Short exercise » An exact copy of all the data is required, with pictures left out.

Data records »
━━━━━━━━━━━━━━━━━━━━━━━━━━━━━━
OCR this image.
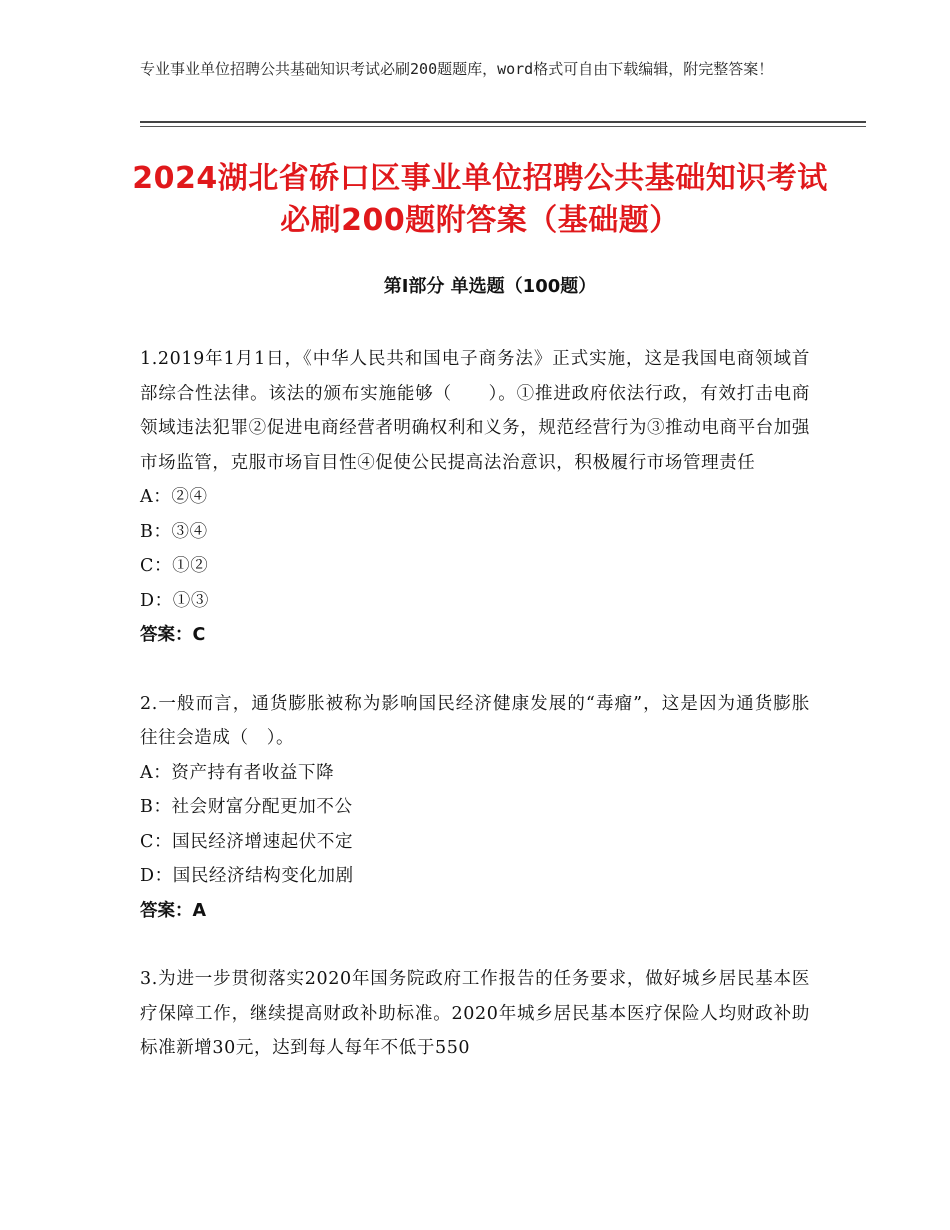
专业事业单位招聘公共基础知识考试必刷200题题库，word格式可自由下载编辑，附完整答案！

2024湖北省硚口区事业单位招聘公共基础知识考试必刷200题附答案（基础题）
第I部分 单选题（100题）

1.2019年1月1日，《中华人民共和国电子商务法》正式实施，这是我国电商领域首部综合性法律。该法的颁布实施能够（　　）。①推进政府依法行政，有效打击电商领域违法犯罪②促进电商经营者明确权利和义务，规范经营行为③推动电商平台加强市场监管，克服市场盲目性④促使公民提高法治意识，积极履行市场管理责任

A：②④

B：③④

C：①②

D：①③

答案：C

2.一般而言，通货膨胀被称为影响国民经济健康发展的“毒瘤”，这是因为通货膨胀往往会造成（　）。

A：资产持有者收益下降

B：社会财富分配更加不公

C：国民经济增速起伏不定

D：国民经济结构变化加剧

答案：A

3.为进一步贯彻落实2020年国务院政府工作报告的任务要求，做好城乡居民基本医疗保障工作，继续提高财政补助标准。2020年城乡居民基本医疗保险人均财政补助标准新增30元，达到每人每年不低于550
━━━━━━━━━━━━━━━━━━━━━━━━━━━━━━
Solution for this problem »
OCR this image.
专业事业单位招聘公共基础知识考试必刷200题题库，word格式可自由下载编辑，附完整答案！

2024湖北省硚口区事业单位招聘公共基础知识考试必刷200题附答案（基础题）
第I部分 单选题（100题）

1.2019年1月1日，《中华人民共和国电子商务法》正式实施，这是我国电商领域首部综合性法律。该法的颁布实施能够（　　）。①推进政府依法行政，有效打击电商领域违法犯罪②促进电商经营者明确权利和义务，规范经营行为③推动电商平台加强市场监管，克服市场盲目性④促使公民提高法治意识，积极履行市场管理责任

A：②④

B：③④

C：①②

D：①③

答案：C

2.一般而言，通货膨胀被称为影响国民经济健康发展的“毒瘤”，这是因为通货膨胀往往会造成（　）。

A：资产持有者收益下降

B：社会财富分配更加不公

C：国民经济增速起伏不定

D：国民经济结构变化加剧

答案：A

3.为进一步贯彻落实2020年国务院政府工作报告的任务要求，做好城乡居民基本医疗保障工作，继续提高财政补助标准。2020年城乡居民基本医疗保险人均财政补助标准新增30元，达到每人每年不低于550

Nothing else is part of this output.